╭─ Recorded information

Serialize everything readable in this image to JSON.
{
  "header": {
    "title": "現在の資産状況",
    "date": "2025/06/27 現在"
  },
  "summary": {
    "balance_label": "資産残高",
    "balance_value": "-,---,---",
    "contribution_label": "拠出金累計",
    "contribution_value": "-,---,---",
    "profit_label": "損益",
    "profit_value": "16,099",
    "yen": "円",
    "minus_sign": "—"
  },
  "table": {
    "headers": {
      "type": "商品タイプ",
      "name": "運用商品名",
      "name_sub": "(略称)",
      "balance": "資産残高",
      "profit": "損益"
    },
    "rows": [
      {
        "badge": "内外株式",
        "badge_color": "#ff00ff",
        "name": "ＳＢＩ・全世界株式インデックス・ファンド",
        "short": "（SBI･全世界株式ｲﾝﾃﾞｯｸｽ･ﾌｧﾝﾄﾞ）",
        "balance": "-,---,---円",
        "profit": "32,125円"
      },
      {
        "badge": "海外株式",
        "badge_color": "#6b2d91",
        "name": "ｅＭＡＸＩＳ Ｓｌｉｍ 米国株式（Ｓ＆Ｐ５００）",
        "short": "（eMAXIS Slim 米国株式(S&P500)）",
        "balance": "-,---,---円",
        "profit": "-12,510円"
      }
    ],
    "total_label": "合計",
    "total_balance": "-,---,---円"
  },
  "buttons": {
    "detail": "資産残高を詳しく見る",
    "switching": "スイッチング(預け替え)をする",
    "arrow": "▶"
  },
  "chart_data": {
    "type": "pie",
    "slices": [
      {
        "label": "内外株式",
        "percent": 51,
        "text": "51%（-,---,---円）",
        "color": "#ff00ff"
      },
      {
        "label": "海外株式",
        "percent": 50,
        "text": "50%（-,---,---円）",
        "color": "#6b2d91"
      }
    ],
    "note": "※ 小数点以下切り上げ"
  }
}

╰─

Objective: Please restate the data word for word, every record included.

Result of this exercise:
Serialize everything readable in this image to JSON.
{
  "header": {
    "title": "現在の資産状況",
    "date": "2025/06/27 現在"
  },
  "summary": {
    "balance_label": "資産残高",
    "balance_value": "-,---,---",
    "contribution_label": "拠出金累計",
    "contribution_value": "-,---,---",
    "profit_label": "損益",
    "profit_value": "16,099",
    "yen": "円",
    "minus_sign": "—"
  },
  "table": {
    "headers": {
      "type": "商品タイプ",
      "name": "運用商品名",
      "name_sub": "(略称)",
      "balance": "資産残高",
      "profit": "損益"
    },
    "rows": [
      {
        "badge": "内外株式",
        "badge_color": "#ff00ff",
        "name": "ＳＢＩ・全世界株式インデックス・ファンド",
        "short": "（SBI･全世界株式ｲﾝﾃﾞｯｸｽ･ﾌｧﾝﾄﾞ）",
        "balance": "-,---,---円",
        "profit": "32,125円"
      },
      {
        "badge": "海外株式",
        "badge_color": "#6b2d91",
        "name": "ｅＭＡＸＩＳ Ｓｌｉｍ 米国株式（Ｓ＆Ｐ５００）",
        "short": "（eMAXIS Slim 米国株式(S&P500)）",
        "balance": "-,---,---円",
        "profit": "-12,510円"
      }
    ],
    "total_label": "合計",
    "total_balance": "-,---,---円"
  },
  "buttons": {
    "detail": "資産残高を詳しく見る",
    "switching": "スイッチング(預け替え)をする",
    "arrow": "▶"
  },
  "chart_data": {
    "type": "pie",
    "slices": [
      {
        "label": "内外株式",
        "percent": 51,
        "text": "51%（-,---,---円）",
        "color": "#ff00ff"
      },
      {
        "label": "海外株式",
        "percent": 50,
        "text": "50%（-,---,---円）",
        "color": "#6b2d91"
      }
    ],
    "note": "※ 小数点以下切り上げ"
  }
}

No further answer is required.